**Directions for this task:**
Extract each line of the records below that contains the word "JSON".
+++
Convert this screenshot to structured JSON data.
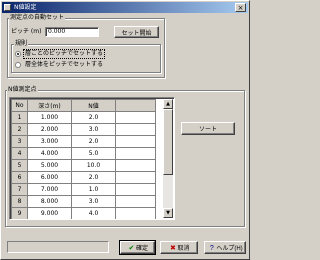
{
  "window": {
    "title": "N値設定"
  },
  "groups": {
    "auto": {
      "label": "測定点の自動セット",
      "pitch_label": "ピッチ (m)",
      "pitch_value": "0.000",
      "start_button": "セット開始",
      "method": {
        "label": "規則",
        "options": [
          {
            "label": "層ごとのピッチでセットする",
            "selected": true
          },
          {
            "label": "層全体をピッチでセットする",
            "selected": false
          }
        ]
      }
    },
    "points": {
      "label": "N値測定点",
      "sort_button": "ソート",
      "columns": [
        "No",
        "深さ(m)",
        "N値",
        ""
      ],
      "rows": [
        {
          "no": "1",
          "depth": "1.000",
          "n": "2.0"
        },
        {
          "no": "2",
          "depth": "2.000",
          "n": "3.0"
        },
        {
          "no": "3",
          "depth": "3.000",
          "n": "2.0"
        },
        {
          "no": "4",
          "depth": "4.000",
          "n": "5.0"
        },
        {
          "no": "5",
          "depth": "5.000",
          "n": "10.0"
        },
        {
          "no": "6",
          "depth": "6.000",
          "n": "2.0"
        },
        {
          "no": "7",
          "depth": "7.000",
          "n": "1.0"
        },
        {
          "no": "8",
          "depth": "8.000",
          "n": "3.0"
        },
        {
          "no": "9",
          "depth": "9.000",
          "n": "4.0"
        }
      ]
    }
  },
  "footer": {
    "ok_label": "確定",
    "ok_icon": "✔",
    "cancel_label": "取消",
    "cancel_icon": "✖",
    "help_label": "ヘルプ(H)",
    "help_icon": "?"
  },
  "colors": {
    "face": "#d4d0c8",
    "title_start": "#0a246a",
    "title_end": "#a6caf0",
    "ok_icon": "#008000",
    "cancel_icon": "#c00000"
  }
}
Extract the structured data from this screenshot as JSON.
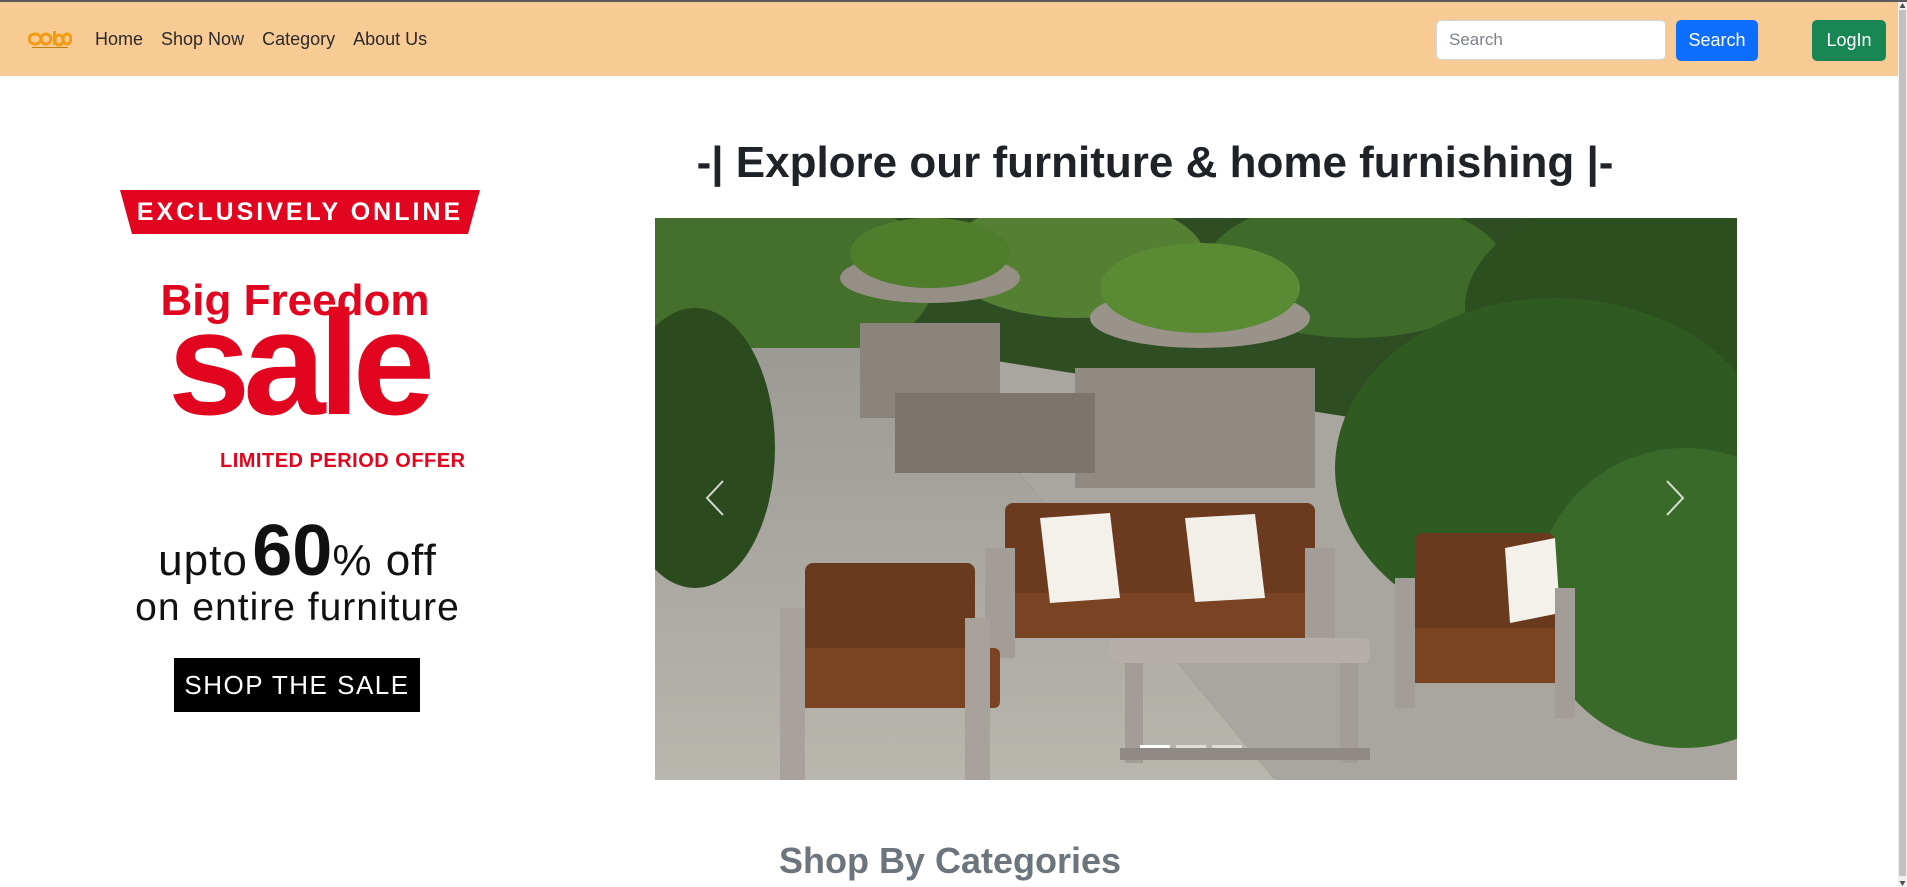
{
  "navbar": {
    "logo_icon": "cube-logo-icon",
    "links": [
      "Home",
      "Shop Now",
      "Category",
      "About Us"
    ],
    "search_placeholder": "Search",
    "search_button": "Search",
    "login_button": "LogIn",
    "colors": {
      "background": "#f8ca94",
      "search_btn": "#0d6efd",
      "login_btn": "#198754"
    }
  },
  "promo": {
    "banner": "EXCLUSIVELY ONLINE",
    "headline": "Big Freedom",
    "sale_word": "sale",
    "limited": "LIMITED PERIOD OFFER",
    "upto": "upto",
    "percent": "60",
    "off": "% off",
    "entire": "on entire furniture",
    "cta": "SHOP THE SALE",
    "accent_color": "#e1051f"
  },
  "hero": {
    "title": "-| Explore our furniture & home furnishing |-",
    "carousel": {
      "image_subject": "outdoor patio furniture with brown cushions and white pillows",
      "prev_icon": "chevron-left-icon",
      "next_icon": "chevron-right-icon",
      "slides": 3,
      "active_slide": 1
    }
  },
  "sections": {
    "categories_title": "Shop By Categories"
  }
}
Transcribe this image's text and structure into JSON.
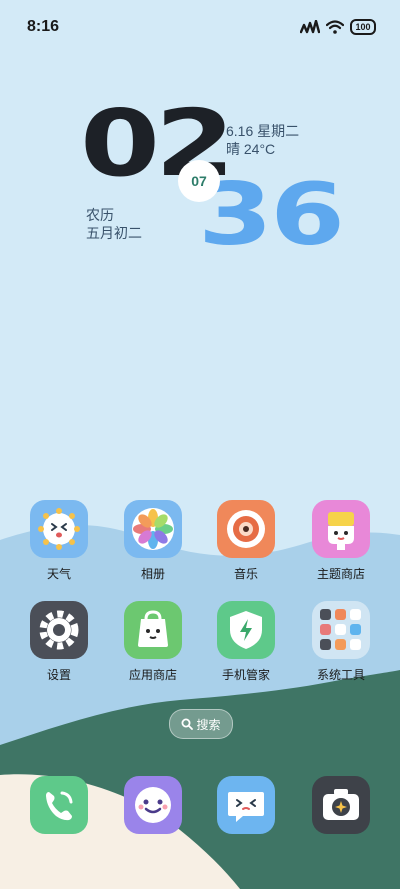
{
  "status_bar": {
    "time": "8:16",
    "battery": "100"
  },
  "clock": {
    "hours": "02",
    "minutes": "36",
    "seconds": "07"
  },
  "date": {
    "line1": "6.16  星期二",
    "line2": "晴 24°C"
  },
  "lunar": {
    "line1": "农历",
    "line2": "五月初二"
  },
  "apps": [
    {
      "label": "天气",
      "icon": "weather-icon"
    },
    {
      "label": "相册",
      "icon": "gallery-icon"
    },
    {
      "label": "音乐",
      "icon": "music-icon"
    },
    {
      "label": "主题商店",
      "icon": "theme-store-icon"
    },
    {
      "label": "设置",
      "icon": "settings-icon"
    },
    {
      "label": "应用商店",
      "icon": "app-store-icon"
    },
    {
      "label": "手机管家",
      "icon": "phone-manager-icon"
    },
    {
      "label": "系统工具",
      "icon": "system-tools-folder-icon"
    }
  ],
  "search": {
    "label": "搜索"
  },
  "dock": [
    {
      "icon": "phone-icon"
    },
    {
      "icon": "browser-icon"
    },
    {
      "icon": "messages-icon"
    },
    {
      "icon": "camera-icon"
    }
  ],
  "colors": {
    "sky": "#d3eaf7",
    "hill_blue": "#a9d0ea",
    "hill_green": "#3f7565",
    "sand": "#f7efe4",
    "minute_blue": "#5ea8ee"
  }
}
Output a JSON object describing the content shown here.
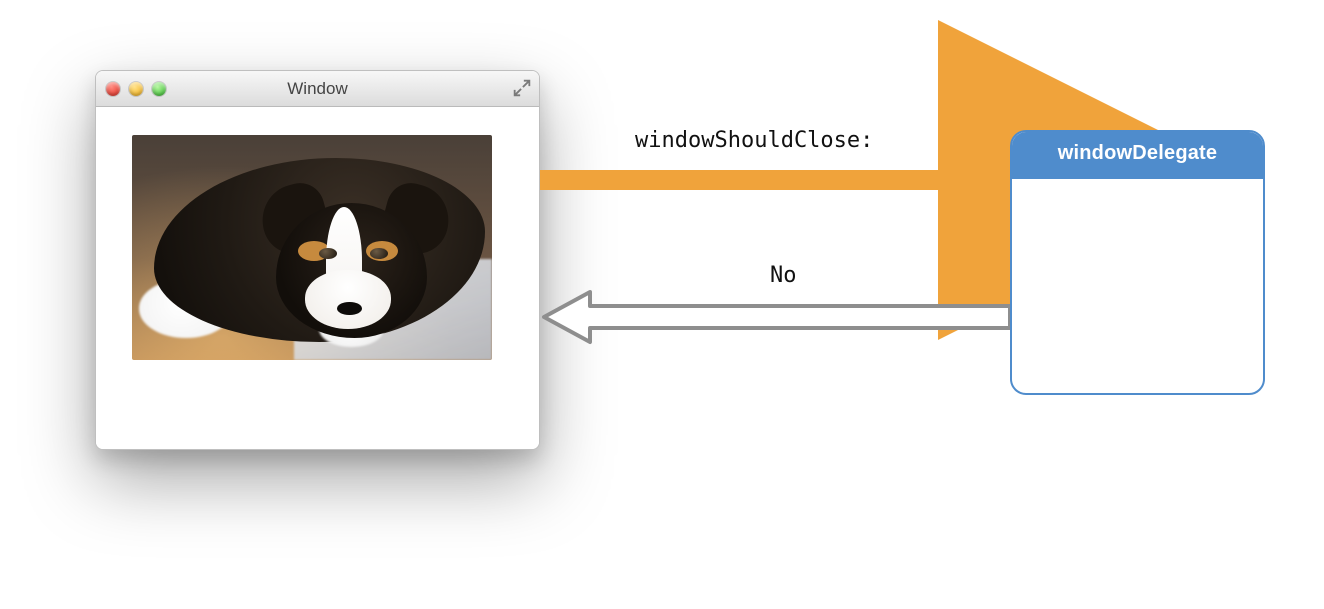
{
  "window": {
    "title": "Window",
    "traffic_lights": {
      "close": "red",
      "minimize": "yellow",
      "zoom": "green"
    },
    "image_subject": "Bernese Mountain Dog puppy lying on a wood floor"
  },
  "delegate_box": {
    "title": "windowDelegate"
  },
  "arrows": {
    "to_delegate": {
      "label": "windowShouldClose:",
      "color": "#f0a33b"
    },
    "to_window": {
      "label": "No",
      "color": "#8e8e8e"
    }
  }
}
+++
**Task response:**
Convert this screenshot to structured JSON data.
Extract the structured data from this screenshot as JSON.
Transcribe this image's text and structure into JSON.
Output a JSON object describing the content shown here.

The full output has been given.